OBJECTIVE>
Scan the lines below for the string "userId" and report how many lines contain it, giving only the number.
---- DATA PROVIDED
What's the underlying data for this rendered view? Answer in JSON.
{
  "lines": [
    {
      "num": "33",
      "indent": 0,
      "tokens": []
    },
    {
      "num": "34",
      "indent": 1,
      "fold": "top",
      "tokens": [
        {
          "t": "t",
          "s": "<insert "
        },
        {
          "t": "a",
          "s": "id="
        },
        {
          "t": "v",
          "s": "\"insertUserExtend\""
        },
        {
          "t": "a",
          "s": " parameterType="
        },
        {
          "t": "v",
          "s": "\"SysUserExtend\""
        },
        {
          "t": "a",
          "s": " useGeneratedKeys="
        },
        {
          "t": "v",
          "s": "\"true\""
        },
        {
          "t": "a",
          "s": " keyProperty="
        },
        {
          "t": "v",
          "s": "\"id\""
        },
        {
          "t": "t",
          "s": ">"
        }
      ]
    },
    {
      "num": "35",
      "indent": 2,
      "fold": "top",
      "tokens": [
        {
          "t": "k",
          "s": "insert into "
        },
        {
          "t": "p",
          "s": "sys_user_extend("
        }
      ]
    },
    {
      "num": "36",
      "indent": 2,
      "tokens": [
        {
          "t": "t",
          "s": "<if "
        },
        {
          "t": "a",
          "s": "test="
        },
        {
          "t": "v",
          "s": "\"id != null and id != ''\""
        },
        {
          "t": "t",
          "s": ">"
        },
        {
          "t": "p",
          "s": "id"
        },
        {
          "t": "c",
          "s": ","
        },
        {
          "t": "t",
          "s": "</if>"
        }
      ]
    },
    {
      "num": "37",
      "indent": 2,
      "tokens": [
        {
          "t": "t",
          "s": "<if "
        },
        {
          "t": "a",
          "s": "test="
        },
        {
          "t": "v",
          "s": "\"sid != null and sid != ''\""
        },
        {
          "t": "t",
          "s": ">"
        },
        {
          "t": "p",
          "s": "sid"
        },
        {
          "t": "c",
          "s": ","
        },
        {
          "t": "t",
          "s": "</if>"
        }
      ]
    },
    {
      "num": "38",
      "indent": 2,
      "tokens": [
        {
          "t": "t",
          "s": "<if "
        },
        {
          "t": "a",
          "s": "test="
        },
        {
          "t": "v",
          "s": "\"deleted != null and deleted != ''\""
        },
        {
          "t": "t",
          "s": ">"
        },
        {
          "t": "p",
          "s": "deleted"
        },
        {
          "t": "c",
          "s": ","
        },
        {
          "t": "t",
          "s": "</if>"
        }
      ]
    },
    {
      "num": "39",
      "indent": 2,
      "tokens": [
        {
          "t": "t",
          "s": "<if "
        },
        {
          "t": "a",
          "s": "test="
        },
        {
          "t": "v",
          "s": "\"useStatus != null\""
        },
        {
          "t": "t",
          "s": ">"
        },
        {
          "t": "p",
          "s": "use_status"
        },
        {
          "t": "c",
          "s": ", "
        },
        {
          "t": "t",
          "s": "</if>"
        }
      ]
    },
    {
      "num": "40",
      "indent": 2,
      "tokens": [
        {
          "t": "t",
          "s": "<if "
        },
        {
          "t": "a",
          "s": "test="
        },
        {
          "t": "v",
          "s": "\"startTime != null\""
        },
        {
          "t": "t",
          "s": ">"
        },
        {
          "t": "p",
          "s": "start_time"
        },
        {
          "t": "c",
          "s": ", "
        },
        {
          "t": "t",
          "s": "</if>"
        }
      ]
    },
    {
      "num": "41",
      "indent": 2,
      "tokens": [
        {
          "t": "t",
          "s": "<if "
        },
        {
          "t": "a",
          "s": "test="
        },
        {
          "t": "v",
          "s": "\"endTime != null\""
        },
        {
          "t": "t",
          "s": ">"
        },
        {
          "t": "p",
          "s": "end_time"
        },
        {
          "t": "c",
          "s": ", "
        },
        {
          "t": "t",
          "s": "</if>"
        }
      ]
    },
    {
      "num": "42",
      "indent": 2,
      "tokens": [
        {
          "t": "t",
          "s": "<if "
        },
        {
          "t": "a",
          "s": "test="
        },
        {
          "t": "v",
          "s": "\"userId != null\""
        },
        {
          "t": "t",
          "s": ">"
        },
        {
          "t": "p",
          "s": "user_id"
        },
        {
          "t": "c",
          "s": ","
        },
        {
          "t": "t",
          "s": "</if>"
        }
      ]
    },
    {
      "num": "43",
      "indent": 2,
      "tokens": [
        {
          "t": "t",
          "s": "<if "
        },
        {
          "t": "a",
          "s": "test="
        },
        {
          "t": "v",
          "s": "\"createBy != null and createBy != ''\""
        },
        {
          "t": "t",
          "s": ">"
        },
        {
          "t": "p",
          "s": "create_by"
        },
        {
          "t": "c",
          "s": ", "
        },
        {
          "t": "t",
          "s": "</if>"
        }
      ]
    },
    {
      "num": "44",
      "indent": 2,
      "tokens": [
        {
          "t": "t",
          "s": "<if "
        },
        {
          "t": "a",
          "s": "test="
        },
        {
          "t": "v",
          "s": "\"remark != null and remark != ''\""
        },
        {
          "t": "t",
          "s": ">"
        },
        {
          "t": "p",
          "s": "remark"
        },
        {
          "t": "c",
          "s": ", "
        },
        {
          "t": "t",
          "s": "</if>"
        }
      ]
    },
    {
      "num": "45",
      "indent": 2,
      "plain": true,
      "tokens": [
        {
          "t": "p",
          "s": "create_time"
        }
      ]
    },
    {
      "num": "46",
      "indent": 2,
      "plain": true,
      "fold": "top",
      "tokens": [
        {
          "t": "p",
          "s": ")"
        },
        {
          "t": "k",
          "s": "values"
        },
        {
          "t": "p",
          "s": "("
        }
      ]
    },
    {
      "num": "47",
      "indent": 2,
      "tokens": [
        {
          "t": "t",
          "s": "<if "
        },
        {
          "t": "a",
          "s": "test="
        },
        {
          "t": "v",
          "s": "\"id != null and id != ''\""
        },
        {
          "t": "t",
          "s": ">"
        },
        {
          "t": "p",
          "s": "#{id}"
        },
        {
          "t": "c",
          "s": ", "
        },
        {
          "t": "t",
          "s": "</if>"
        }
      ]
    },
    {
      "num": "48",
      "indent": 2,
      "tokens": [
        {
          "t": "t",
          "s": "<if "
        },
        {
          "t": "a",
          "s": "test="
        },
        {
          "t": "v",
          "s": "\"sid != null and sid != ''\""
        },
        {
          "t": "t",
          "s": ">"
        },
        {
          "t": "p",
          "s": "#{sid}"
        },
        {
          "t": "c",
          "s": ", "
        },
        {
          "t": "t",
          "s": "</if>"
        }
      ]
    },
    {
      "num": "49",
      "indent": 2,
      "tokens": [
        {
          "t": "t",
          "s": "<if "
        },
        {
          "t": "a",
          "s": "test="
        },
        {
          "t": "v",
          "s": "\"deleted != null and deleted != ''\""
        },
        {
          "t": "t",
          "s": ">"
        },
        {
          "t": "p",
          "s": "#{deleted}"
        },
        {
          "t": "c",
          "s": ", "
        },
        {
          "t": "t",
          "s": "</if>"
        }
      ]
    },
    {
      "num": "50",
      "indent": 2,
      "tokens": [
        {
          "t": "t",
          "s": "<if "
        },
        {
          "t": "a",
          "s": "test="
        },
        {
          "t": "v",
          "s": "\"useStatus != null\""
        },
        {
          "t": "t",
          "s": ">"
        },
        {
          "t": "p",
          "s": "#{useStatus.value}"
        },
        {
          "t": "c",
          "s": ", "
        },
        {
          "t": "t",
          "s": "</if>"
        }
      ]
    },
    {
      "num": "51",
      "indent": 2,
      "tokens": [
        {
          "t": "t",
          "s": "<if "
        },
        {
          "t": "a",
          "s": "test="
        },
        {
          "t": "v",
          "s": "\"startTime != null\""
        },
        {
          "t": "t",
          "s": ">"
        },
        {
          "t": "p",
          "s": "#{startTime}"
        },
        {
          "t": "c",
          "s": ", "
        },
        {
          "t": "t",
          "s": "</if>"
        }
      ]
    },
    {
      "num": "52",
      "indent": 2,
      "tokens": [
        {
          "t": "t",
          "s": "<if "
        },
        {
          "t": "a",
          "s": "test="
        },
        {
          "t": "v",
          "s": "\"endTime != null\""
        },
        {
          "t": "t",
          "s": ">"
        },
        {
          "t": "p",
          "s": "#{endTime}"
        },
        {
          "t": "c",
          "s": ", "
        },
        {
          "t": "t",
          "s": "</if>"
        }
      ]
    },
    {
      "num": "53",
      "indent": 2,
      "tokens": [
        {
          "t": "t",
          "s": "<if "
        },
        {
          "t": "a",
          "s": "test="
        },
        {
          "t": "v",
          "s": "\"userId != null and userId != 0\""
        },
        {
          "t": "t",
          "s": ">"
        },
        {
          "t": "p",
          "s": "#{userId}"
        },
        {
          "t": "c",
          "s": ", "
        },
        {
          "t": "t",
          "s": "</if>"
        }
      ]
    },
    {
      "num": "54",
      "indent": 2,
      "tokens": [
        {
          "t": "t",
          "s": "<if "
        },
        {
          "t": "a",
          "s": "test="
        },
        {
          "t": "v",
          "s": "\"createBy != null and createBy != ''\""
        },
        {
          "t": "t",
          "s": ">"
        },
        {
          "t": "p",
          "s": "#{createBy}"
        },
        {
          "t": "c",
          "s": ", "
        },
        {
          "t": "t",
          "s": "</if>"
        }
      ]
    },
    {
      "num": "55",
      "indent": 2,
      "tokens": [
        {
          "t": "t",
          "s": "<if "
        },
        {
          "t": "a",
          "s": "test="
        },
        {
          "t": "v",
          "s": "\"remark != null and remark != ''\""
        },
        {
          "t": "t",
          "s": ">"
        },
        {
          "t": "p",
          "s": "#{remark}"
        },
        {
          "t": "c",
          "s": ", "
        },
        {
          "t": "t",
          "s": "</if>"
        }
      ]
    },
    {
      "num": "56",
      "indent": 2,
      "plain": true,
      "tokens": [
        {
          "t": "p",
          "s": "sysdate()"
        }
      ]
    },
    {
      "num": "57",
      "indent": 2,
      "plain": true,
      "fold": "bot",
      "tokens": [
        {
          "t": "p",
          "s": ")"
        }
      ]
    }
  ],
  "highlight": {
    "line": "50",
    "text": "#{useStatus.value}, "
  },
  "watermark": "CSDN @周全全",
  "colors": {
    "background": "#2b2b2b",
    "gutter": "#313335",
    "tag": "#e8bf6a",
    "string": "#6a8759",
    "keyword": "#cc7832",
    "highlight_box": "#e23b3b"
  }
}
--------
THE RESULT>
3